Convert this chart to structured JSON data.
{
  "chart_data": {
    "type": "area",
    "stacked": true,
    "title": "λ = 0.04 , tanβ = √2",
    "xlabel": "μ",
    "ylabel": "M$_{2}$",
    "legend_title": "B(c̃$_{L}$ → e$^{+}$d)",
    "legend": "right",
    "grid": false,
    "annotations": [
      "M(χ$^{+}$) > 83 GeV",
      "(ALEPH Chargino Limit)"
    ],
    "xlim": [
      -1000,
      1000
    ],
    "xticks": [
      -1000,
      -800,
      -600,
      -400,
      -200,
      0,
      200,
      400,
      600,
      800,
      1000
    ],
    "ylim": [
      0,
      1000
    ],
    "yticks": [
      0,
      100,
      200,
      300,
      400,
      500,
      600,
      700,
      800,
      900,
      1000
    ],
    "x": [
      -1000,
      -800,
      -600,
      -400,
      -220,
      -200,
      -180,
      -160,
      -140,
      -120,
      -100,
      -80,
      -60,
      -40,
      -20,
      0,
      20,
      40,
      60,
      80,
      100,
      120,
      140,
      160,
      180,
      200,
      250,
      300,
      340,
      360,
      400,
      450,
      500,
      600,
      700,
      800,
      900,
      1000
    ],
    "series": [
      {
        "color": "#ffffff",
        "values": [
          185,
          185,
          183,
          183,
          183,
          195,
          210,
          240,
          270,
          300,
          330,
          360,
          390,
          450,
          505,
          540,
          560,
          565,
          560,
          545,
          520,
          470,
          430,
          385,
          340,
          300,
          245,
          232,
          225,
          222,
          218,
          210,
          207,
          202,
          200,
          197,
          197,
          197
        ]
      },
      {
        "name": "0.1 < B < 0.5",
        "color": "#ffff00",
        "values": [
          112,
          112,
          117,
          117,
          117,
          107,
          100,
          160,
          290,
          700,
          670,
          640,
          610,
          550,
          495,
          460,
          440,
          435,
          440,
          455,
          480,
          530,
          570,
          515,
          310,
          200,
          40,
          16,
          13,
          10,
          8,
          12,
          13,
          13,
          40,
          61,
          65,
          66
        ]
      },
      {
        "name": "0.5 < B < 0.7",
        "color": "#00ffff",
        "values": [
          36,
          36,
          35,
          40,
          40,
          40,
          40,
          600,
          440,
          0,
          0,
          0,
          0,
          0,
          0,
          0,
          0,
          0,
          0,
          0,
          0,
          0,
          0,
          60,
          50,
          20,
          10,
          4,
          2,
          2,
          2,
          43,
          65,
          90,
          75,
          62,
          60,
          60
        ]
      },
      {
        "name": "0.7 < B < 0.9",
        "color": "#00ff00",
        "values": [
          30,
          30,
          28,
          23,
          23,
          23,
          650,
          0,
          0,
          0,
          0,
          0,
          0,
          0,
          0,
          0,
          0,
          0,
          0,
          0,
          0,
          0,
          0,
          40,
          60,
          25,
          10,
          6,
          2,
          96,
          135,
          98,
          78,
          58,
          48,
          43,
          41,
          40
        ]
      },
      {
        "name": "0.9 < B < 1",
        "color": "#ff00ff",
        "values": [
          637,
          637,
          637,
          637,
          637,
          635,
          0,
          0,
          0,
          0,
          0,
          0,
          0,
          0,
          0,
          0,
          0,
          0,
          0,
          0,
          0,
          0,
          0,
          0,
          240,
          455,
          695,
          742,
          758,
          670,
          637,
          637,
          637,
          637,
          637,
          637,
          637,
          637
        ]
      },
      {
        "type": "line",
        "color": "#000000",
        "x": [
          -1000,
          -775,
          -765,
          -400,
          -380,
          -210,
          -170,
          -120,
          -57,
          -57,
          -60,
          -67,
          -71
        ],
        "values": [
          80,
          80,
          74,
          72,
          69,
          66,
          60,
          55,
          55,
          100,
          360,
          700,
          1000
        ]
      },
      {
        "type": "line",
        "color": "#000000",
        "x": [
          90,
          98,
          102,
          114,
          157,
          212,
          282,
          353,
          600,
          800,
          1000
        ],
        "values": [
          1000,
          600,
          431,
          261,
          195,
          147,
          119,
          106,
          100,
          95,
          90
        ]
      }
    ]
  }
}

+---+

Problem statement.
Retype all of the data shown above, word for word.

Answer to this task.
Convert this chart to structured JSON data.
{
  "chart_data": {
    "type": "area",
    "stacked": true,
    "title": "λ = 0.04 , tanβ = √2",
    "xlabel": "μ",
    "ylabel": "M$_{2}$",
    "legend_title": "B(c̃$_{L}$ → e$^{+}$d)",
    "legend": "right",
    "grid": false,
    "annotations": [
      "M(χ$^{+}$) > 83 GeV",
      "(ALEPH Chargino Limit)"
    ],
    "xlim": [
      -1000,
      1000
    ],
    "xticks": [
      -1000,
      -800,
      -600,
      -400,
      -200,
      0,
      200,
      400,
      600,
      800,
      1000
    ],
    "ylim": [
      0,
      1000
    ],
    "yticks": [
      0,
      100,
      200,
      300,
      400,
      500,
      600,
      700,
      800,
      900,
      1000
    ],
    "x": [
      -1000,
      -800,
      -600,
      -400,
      -220,
      -200,
      -180,
      -160,
      -140,
      -120,
      -100,
      -80,
      -60,
      -40,
      -20,
      0,
      20,
      40,
      60,
      80,
      100,
      120,
      140,
      160,
      180,
      200,
      250,
      300,
      340,
      360,
      400,
      450,
      500,
      600,
      700,
      800,
      900,
      1000
    ],
    "series": [
      {
        "color": "#ffffff",
        "values": [
          185,
          185,
          183,
          183,
          183,
          195,
          210,
          240,
          270,
          300,
          330,
          360,
          390,
          450,
          505,
          540,
          560,
          565,
          560,
          545,
          520,
          470,
          430,
          385,
          340,
          300,
          245,
          232,
          225,
          222,
          218,
          210,
          207,
          202,
          200,
          197,
          197,
          197
        ]
      },
      {
        "name": "0.1 < B < 0.5",
        "color": "#ffff00",
        "values": [
          112,
          112,
          117,
          117,
          117,
          107,
          100,
          160,
          290,
          700,
          670,
          640,
          610,
          550,
          495,
          460,
          440,
          435,
          440,
          455,
          480,
          530,
          570,
          515,
          310,
          200,
          40,
          16,
          13,
          10,
          8,
          12,
          13,
          13,
          40,
          61,
          65,
          66
        ]
      },
      {
        "name": "0.5 < B < 0.7",
        "color": "#00ffff",
        "values": [
          36,
          36,
          35,
          40,
          40,
          40,
          40,
          600,
          440,
          0,
          0,
          0,
          0,
          0,
          0,
          0,
          0,
          0,
          0,
          0,
          0,
          0,
          0,
          60,
          50,
          20,
          10,
          4,
          2,
          2,
          2,
          43,
          65,
          90,
          75,
          62,
          60,
          60
        ]
      },
      {
        "name": "0.7 < B < 0.9",
        "color": "#00ff00",
        "values": [
          30,
          30,
          28,
          23,
          23,
          23,
          650,
          0,
          0,
          0,
          0,
          0,
          0,
          0,
          0,
          0,
          0,
          0,
          0,
          0,
          0,
          0,
          0,
          40,
          60,
          25,
          10,
          6,
          2,
          96,
          135,
          98,
          78,
          58,
          48,
          43,
          41,
          40
        ]
      },
      {
        "name": "0.9 < B < 1",
        "color": "#ff00ff",
        "values": [
          637,
          637,
          637,
          637,
          637,
          635,
          0,
          0,
          0,
          0,
          0,
          0,
          0,
          0,
          0,
          0,
          0,
          0,
          0,
          0,
          0,
          0,
          0,
          0,
          240,
          455,
          695,
          742,
          758,
          670,
          637,
          637,
          637,
          637,
          637,
          637,
          637,
          637
        ]
      },
      {
        "type": "line",
        "color": "#000000",
        "x": [
          -1000,
          -775,
          -765,
          -400,
          -380,
          -210,
          -170,
          -120,
          -57,
          -57,
          -60,
          -67,
          -71
        ],
        "values": [
          80,
          80,
          74,
          72,
          69,
          66,
          60,
          55,
          55,
          100,
          360,
          700,
          1000
        ]
      },
      {
        "type": "line",
        "color": "#000000",
        "x": [
          90,
          98,
          102,
          114,
          157,
          212,
          282,
          353,
          600,
          800,
          1000
        ],
        "values": [
          1000,
          600,
          431,
          261,
          195,
          147,
          119,
          106,
          100,
          95,
          90
        ]
      }
    ]
  }
}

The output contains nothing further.